* **STATED TASK**: Print out the material that follows word for word.

* **INFORMATION SUPPLIED**:
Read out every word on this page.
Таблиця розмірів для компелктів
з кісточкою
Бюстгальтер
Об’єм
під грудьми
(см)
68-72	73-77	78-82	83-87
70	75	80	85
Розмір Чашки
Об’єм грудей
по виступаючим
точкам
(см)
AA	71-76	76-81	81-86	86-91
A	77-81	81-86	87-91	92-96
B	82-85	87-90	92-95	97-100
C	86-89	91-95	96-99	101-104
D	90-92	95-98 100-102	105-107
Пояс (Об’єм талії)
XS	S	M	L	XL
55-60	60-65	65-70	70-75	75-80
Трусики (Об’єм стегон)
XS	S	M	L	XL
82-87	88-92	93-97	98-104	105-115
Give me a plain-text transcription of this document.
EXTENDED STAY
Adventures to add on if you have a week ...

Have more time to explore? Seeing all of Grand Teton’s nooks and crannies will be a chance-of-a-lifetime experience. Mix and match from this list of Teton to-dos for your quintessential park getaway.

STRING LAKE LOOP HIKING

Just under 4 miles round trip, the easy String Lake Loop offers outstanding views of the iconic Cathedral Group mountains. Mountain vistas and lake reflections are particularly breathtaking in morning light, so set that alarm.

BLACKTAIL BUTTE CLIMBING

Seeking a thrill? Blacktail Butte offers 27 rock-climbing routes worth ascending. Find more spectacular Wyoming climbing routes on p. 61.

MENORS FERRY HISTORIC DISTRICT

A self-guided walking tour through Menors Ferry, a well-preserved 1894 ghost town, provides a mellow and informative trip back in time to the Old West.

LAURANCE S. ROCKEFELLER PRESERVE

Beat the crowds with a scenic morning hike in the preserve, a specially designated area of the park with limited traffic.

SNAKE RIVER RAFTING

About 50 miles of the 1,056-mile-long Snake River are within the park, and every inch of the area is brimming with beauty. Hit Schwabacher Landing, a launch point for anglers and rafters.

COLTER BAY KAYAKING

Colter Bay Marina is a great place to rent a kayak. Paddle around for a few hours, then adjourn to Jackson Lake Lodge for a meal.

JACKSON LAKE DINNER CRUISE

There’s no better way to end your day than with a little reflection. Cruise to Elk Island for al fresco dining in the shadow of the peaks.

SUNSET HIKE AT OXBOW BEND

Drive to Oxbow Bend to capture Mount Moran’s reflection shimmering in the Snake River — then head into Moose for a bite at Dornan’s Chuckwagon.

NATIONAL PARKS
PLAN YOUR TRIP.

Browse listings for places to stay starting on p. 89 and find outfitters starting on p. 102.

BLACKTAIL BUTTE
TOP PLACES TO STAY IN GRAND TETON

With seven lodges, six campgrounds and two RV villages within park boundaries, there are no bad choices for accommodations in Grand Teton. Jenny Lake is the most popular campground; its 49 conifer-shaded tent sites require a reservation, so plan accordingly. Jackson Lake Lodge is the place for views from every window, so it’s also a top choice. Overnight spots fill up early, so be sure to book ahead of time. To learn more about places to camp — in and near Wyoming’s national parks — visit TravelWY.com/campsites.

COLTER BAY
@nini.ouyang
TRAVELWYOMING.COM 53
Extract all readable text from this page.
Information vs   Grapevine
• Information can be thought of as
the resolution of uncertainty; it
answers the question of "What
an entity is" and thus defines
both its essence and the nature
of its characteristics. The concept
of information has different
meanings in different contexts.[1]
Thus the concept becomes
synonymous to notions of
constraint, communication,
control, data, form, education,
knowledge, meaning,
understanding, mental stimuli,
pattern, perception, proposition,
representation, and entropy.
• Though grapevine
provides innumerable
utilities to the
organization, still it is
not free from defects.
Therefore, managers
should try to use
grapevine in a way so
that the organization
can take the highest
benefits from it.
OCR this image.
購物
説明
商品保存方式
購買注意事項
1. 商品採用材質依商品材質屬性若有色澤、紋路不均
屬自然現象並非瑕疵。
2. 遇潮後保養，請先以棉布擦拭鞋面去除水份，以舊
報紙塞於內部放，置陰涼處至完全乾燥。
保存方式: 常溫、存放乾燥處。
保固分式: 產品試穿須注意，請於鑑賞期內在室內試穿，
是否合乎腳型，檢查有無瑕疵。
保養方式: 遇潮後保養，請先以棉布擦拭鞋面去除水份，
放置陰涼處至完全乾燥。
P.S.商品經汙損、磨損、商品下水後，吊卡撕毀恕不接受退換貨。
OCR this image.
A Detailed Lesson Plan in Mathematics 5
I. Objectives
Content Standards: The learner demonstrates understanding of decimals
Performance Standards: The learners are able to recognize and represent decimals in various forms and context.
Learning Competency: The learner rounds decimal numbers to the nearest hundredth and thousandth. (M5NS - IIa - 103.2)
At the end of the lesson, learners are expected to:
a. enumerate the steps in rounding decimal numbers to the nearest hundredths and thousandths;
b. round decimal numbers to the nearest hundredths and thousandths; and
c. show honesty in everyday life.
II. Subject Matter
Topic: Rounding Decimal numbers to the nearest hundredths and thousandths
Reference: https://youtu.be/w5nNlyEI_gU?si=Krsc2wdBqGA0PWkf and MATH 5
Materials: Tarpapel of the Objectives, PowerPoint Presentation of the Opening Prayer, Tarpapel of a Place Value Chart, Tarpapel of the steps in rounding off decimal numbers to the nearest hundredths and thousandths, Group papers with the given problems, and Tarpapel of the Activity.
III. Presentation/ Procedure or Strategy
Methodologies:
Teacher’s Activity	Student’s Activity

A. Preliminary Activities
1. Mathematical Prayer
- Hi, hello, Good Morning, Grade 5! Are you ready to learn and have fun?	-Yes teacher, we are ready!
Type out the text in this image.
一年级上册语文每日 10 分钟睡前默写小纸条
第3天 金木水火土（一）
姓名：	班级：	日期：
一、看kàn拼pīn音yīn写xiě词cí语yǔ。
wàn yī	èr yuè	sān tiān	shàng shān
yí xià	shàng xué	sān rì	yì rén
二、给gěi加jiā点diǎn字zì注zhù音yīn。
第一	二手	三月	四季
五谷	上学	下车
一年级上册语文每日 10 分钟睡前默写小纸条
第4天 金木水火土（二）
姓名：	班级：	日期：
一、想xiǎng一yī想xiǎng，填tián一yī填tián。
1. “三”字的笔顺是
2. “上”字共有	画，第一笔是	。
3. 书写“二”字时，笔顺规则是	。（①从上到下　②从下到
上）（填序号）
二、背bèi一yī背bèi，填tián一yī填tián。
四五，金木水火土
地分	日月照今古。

* **RESULT OF THE EXERCISE**:
Read out every word on this page.
Таблиця розмірів для компелктів
з кісточкою
Бюстгальтер
Об’єм
під грудьми
(см)
68-72	73-77	78-82	83-87
70	75	80	85
Розмір Чашки
Об’єм грудей
по виступаючим
точкам
(см)
AA	71-76	76-81	81-86	86-91
A	77-81	81-86	87-91	92-96
B	82-85	87-90	92-95	97-100
C	86-89	91-95	96-99	101-104
D	90-92	95-98 100-102	105-107
Пояс (Об’єм талії)
XS	S	M	L	XL
55-60	60-65	65-70	70-75	75-80
Трусики (Об’єм стегон)
XS	S	M	L	XL
82-87	88-92	93-97	98-104	105-115
Give me a plain-text transcription of this document.
EXTENDED STAY
Adventures to add on if you have a week ...

Have more time to explore? Seeing all of Grand Teton’s nooks and crannies will be a chance-of-a-lifetime experience. Mix and match from this list of Teton to-dos for your quintessential park getaway.

STRING LAKE LOOP HIKING

Just under 4 miles round trip, the easy String Lake Loop offers outstanding views of the iconic Cathedral Group mountains. Mountain vistas and lake reflections are particularly breathtaking in morning light, so set that alarm.

BLACKTAIL BUTTE CLIMBING

Seeking a thrill? Blacktail Butte offers 27 rock-climbing routes worth ascending. Find more spectacular Wyoming climbing routes on p. 61.

MENORS FERRY HISTORIC DISTRICT

A self-guided walking tour through Menors Ferry, a well-preserved 1894 ghost town, provides a mellow and informative trip back in time to the Old West.

LAURANCE S. ROCKEFELLER PRESERVE

Beat the crowds with a scenic morning hike in the preserve, a specially designated area of the park with limited traffic.

SNAKE RIVER RAFTING

About 50 miles of the 1,056-mile-long Snake River are within the park, and every inch of the area is brimming with beauty. Hit Schwabacher Landing, a launch point for anglers and rafters.

COLTER BAY KAYAKING

Colter Bay Marina is a great place to rent a kayak. Paddle around for a few hours, then adjourn to Jackson Lake Lodge for a meal.

JACKSON LAKE DINNER CRUISE

There’s no better way to end your day than with a little reflection. Cruise to Elk Island for al fresco dining in the shadow of the peaks.

SUNSET HIKE AT OXBOW BEND

Drive to Oxbow Bend to capture Mount Moran’s reflection shimmering in the Snake River — then head into Moose for a bite at Dornan’s Chuckwagon.

NATIONAL PARKS
PLAN YOUR TRIP.

Browse listings for places to stay starting on p. 89 and find outfitters starting on p. 102.

BLACKTAIL BUTTE
TOP PLACES TO STAY IN GRAND TETON

With seven lodges, six campgrounds and two RV villages within park boundaries, there are no bad choices for accommodations in Grand Teton. Jenny Lake is the most popular campground; its 49 conifer-shaded tent sites require a reservation, so plan accordingly. Jackson Lake Lodge is the place for views from every window, so it’s also a top choice. Overnight spots fill up early, so be sure to book ahead of time. To learn more about places to camp — in and near Wyoming’s national parks — visit TravelWY.com/campsites.

COLTER BAY
@nini.ouyang
TRAVELWYOMING.COM 53
Extract all readable text from this page.
Information vs   Grapevine
• Information can be thought of as
the resolution of uncertainty; it
answers the question of "What
an entity is" and thus defines
both its essence and the nature
of its characteristics. The concept
of information has different
meanings in different contexts.[1]
Thus the concept becomes
synonymous to notions of
constraint, communication,
control, data, form, education,
knowledge, meaning,
understanding, mental stimuli,
pattern, perception, proposition,
representation, and entropy.
• Though grapevine
provides innumerable
utilities to the
organization, still it is
not free from defects.
Therefore, managers
should try to use
grapevine in a way so
that the organization
can take the highest
benefits from it.
OCR this image.
購物
説明
商品保存方式
購買注意事項
1. 商品採用材質依商品材質屬性若有色澤、紋路不均
屬自然現象並非瑕疵。
2. 遇潮後保養，請先以棉布擦拭鞋面去除水份，以舊
報紙塞於內部放，置陰涼處至完全乾燥。
保存方式: 常溫、存放乾燥處。
保固分式: 產品試穿須注意，請於鑑賞期內在室內試穿，
是否合乎腳型，檢查有無瑕疵。
保養方式: 遇潮後保養，請先以棉布擦拭鞋面去除水份，
放置陰涼處至完全乾燥。
P.S.商品經汙損、磨損、商品下水後，吊卡撕毀恕不接受退換貨。
OCR this image.
A Detailed Lesson Plan in Mathematics 5
I. Objectives
Content Standards: The learner demonstrates understanding of decimals
Performance Standards: The learners are able to recognize and represent decimals in various forms and context.
Learning Competency: The learner rounds decimal numbers to the nearest hundredth and thousandth. (M5NS - IIa - 103.2)
At the end of the lesson, learners are expected to:
a. enumerate the steps in rounding decimal numbers to the nearest hundredths and thousandths;
b. round decimal numbers to the nearest hundredths and thousandths; and
c. show honesty in everyday life.
II. Subject Matter
Topic: Rounding Decimal numbers to the nearest hundredths and thousandths
Reference: https://youtu.be/w5nNlyEI_gU?si=Krsc2wdBqGA0PWkf and MATH 5
Materials: Tarpapel of the Objectives, PowerPoint Presentation of the Opening Prayer, Tarpapel of a Place Value Chart, Tarpapel of the steps in rounding off decimal numbers to the nearest hundredths and thousandths, Group papers with the given problems, and Tarpapel of the Activity.
III. Presentation/ Procedure or Strategy
Methodologies:
Teacher’s Activity	Student’s Activity

A. Preliminary Activities
1. Mathematical Prayer
- Hi, hello, Good Morning, Grade 5! Are you ready to learn and have fun?	-Yes teacher, we are ready!
Type out the text in this image.
一年级上册语文每日 10 分钟睡前默写小纸条
第3天 金木水火土（一）
姓名：	班级：	日期：
一、看kàn拼pīn音yīn写xiě词cí语yǔ。
wàn yī	èr yuè	sān tiān	shàng shān
yí xià	shàng xué	sān rì	yì rén
二、给gěi加jiā点diǎn字zì注zhù音yīn。
第一	二手	三月	四季
五谷	上学	下车
一年级上册语文每日 10 分钟睡前默写小纸条
第4天 金木水火土（二）
姓名：	班级：	日期：
一、想xiǎng一yī想xiǎng，填tián一yī填tián。
1. “三”字的笔顺是
2. “上”字共有	画，第一笔是	。
3. 书写“二”字时，笔顺规则是	。（①从上到下　②从下到
上）（填序号）
二、背bèi一yī背bèi，填tián一yī填tián。
四五，金木水火土
地分	日月照今古。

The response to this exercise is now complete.